## Task prompt
Extract the stretch of the forum post about Peterson from "So somebody suggested" through "appaling to me.", copying it word for word.

## Source excerpt
'''

I'm all for critical discernment when it comes to musicians, and, like many here, I have my questions about Peterson's artistic choices in his career. What I trying to say is something that's hard to put into words, but it goes something like this, and it's just my opinion: I feels like people are using the death of Peterson to let loose negative emotions on a person they never knew. Maybe the point people bring up about this forum becoming more negative over the years is valid, it's not feeling right to me what's going on. I really can't express it more than that, but there it is. I wish I could be more articulate of what I'm seeing and experiencing here the past couple of weeks, but the OP thread is part of a trend where if you don't join in thinking the same way as some of the "inner circle" about an artist, you are made to feel like you know jack about music, and are pretty much forced to remain quiet. I'm still trying to figure out what I'm thinking, but this is the best I can do know.

Again - in the RIP thread, things were going along in what I thought was a respectful manner (i.e. - nobody - save maybe Clem, but even for him the tone was quite respectful at first - was saying "bad things" about Peterson, other than that they might not have been a fan, and even if we weren't we recognized and respected his unquestionable accomplishments over the course of a notable career.

Apparently that wasn't enough. Apparently saying that one wasn't a fan, even if it was done in the context of extending respect, was seen as an affront to humankind, and as a sign of some deep-rooted sociopathy. That I feel, is just so much bullshit, the motivations of which might include (but are not limited to) A) Extreme insecurity on the part of some Peterson fans; B) a subliminal fascistic impulse to stifle/control expression of dissenting opinions, regardless of "tone"; C) A cultural notion of propriety that dictates silence over speech under certain circumstances and/or D) Some folks just not getting out of the house too much.

A, B, & D I really don't have any sympathy for, but C is something I'm sensitive to. I felt a need to respond to the RIP thread, because I do recognize and respect Peterson's accomplishments, but I also am not a "fan". Never have been, probably never will be. But that doesn't mean that there's not a lot of respect there. There is, difficult as that appears for some people to see.

so anyway, I could have said "What a career!" and let it go at that. Ok, yeah, fine. But where are the rules that one must give a false impression in the name of "respect"? Sorry, but there are some rules by which I just don't play, and that is one of them. So I gave a true impression - not a fan, but load of respect. And that...wasn't good enough. Oh well about that.

So somebody suggested that any ambivalence about Peterson be expressed in a seperate thread, And here we are. And it still ain't good enough. Why, because he just died? Once again - respects have been paid.

I'd not have started this thread if that last point had been recognized. I have no intention of getting some perverse jollies by dumping on a corpse while it's still warm. But I know good and damn well that there are a lot of jazz folk who are either ambivalent about or downright hostile towards some/most/all of Peterson's output (put me between some & most, leaning towards most), and the idea that their voices should not be heard at all at this time, no matter how respectful they be, is appaling to me.

'''

## Collected data
'''

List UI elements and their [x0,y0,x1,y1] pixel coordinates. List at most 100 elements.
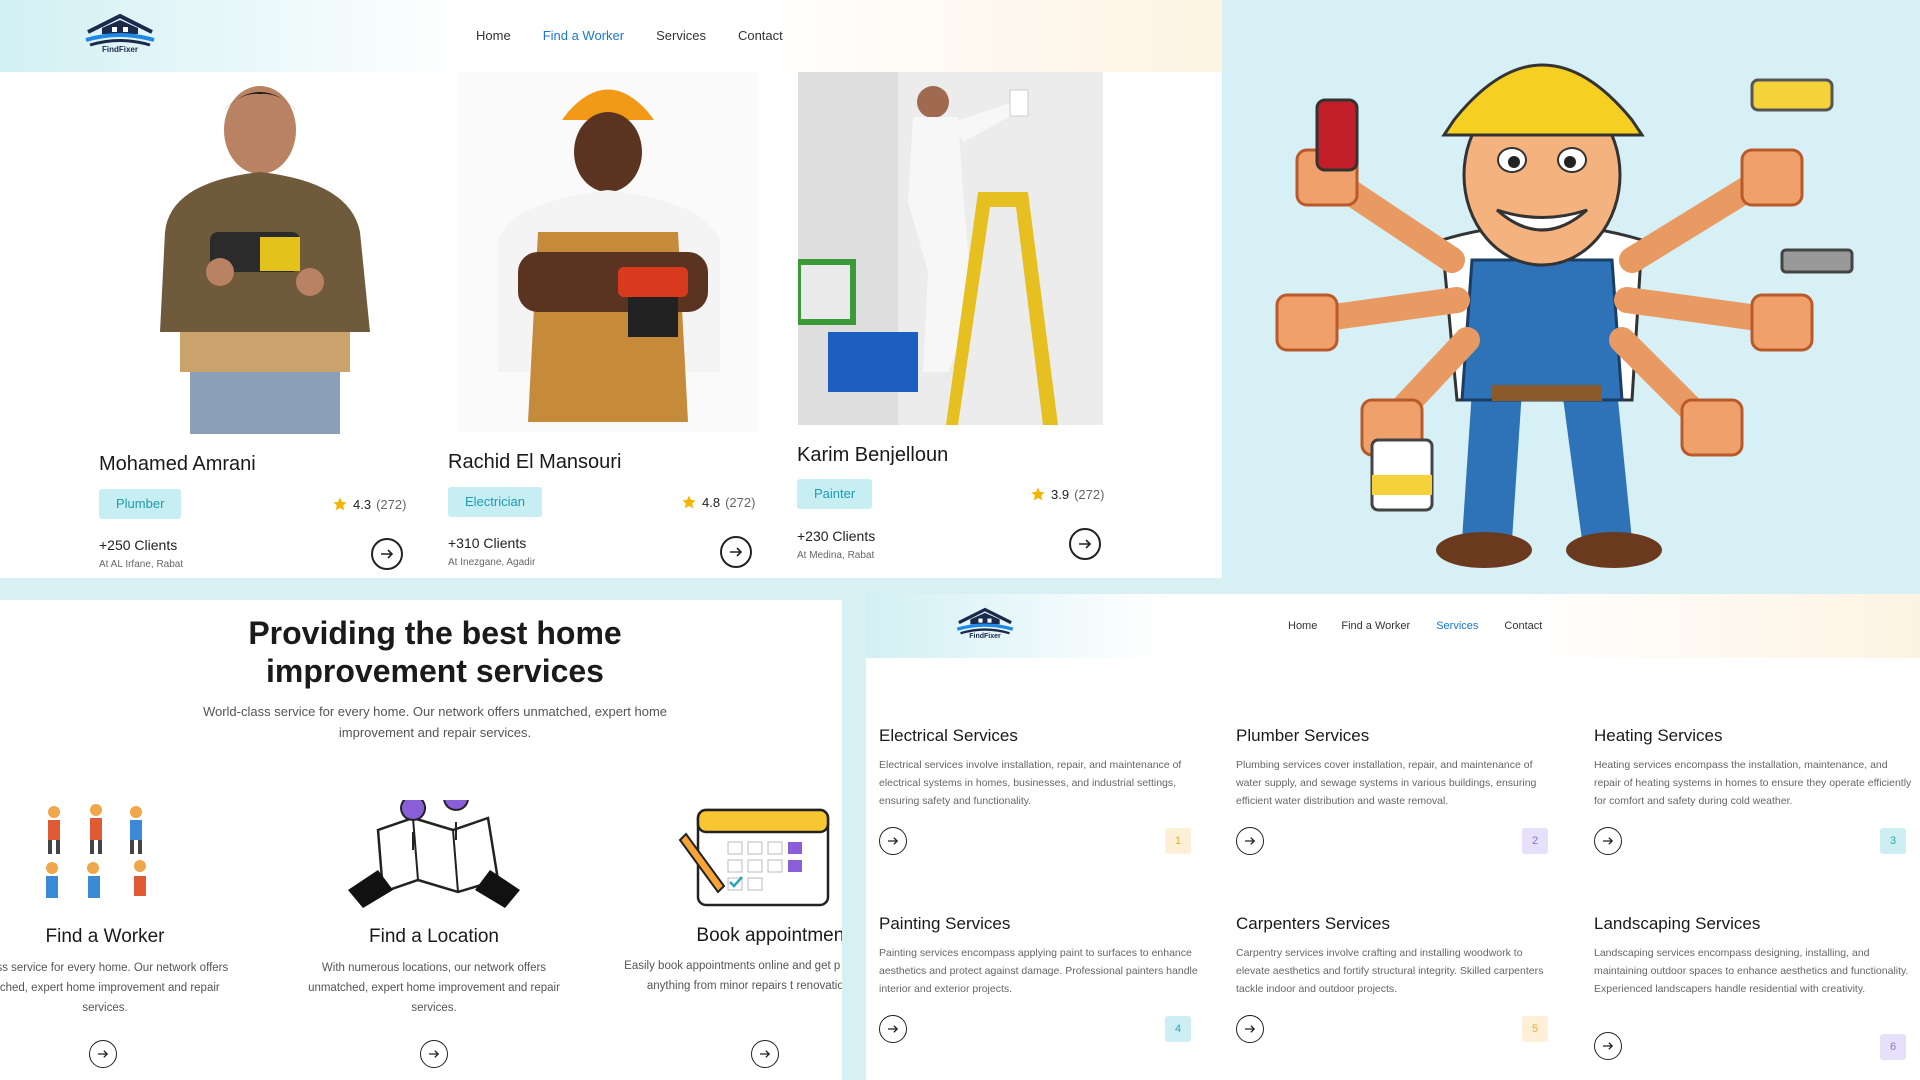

'''

## Problem solution
So somebody suggested that any ambivalence about Peterson be expressed in a seperate thread, And here we are. And it still ain't good enough. Why, because he just died? Once again - respects have been paid.

I'd not have started this thread if that last point had been recognized. I have no intention of getting some perverse jollies by dumping on a corpse while it's still warm. But I know good and damn well that there are a lot of jazz folk who are either ambivalent about or downright hostile towards some/most/all of Peterson's output (put me between some & most, leaning towards most), and the idea that their voices should not be heard at all at this time, no matter how respectful they be, is appaling to me.